EXERCISE TASK -> Could every line of the data be printed exactly as it reads?

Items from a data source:
_ _ _ _ _

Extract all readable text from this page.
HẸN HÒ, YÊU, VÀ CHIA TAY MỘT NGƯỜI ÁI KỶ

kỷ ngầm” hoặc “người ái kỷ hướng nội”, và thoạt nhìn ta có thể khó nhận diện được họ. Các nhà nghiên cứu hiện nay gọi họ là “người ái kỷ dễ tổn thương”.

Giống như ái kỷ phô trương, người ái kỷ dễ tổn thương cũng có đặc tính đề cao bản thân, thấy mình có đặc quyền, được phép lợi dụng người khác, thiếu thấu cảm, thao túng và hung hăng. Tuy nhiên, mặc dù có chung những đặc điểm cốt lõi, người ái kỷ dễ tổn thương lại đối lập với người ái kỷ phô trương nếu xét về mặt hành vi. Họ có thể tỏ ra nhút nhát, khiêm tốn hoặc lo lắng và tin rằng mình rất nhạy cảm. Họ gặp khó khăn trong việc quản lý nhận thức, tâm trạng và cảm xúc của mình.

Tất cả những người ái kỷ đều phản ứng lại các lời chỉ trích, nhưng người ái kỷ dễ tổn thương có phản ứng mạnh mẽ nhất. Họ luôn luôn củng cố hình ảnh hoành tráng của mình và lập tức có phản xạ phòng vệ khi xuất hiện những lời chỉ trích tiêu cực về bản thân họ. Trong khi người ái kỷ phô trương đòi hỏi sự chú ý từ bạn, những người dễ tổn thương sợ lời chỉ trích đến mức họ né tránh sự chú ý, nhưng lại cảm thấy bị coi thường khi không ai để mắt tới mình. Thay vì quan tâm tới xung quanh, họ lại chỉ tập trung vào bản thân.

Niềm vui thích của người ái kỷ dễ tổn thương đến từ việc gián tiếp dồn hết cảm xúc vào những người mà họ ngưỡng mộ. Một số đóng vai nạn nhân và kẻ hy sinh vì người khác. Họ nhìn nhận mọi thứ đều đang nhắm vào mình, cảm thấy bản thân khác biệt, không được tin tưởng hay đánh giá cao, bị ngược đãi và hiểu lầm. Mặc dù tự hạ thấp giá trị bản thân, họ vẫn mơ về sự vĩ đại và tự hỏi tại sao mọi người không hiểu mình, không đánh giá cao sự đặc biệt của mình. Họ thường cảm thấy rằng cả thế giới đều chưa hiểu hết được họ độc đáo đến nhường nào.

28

_ _ _ _ _

SOLUTION TO THE EXERCISE ->
Extract all readable text from this page.
HẸN HÒ, YÊU, VÀ CHIA TAY MỘT NGƯỜI ÁI KỶ

kỷ ngầm” hoặc “người ái kỷ hướng nội”, và thoạt nhìn ta có thể khó nhận diện được họ. Các nhà nghiên cứu hiện nay gọi họ là “người ái kỷ dễ tổn thương”.

Giống như ái kỷ phô trương, người ái kỷ dễ tổn thương cũng có đặc tính đề cao bản thân, thấy mình có đặc quyền, được phép lợi dụng người khác, thiếu thấu cảm, thao túng và hung hăng. Tuy nhiên, mặc dù có chung những đặc điểm cốt lõi, người ái kỷ dễ tổn thương lại đối lập với người ái kỷ phô trương nếu xét về mặt hành vi. Họ có thể tỏ ra nhút nhát, khiêm tốn hoặc lo lắng và tin rằng mình rất nhạy cảm. Họ gặp khó khăn trong việc quản lý nhận thức, tâm trạng và cảm xúc của mình.

Tất cả những người ái kỷ đều phản ứng lại các lời chỉ trích, nhưng người ái kỷ dễ tổn thương có phản ứng mạnh mẽ nhất. Họ luôn luôn củng cố hình ảnh hoành tráng của mình và lập tức có phản xạ phòng vệ khi xuất hiện những lời chỉ trích tiêu cực về bản thân họ. Trong khi người ái kỷ phô trương đòi hỏi sự chú ý từ bạn, những người dễ tổn thương sợ lời chỉ trích đến mức họ né tránh sự chú ý, nhưng lại cảm thấy bị coi thường khi không ai để mắt tới mình. Thay vì quan tâm tới xung quanh, họ lại chỉ tập trung vào bản thân.

Niềm vui thích của người ái kỷ dễ tổn thương đến từ việc gián tiếp dồn hết cảm xúc vào những người mà họ ngưỡng mộ. Một số đóng vai nạn nhân và kẻ hy sinh vì người khác. Họ nhìn nhận mọi thứ đều đang nhắm vào mình, cảm thấy bản thân khác biệt, không được tin tưởng hay đánh giá cao, bị ngược đãi và hiểu lầm. Mặc dù tự hạ thấp giá trị bản thân, họ vẫn mơ về sự vĩ đại và tự hỏi tại sao mọi người không hiểu mình, không đánh giá cao sự đặc biệt của mình. Họ thường cảm thấy rằng cả thế giới đều chưa hiểu hết được họ độc đáo đến nhường nào.

28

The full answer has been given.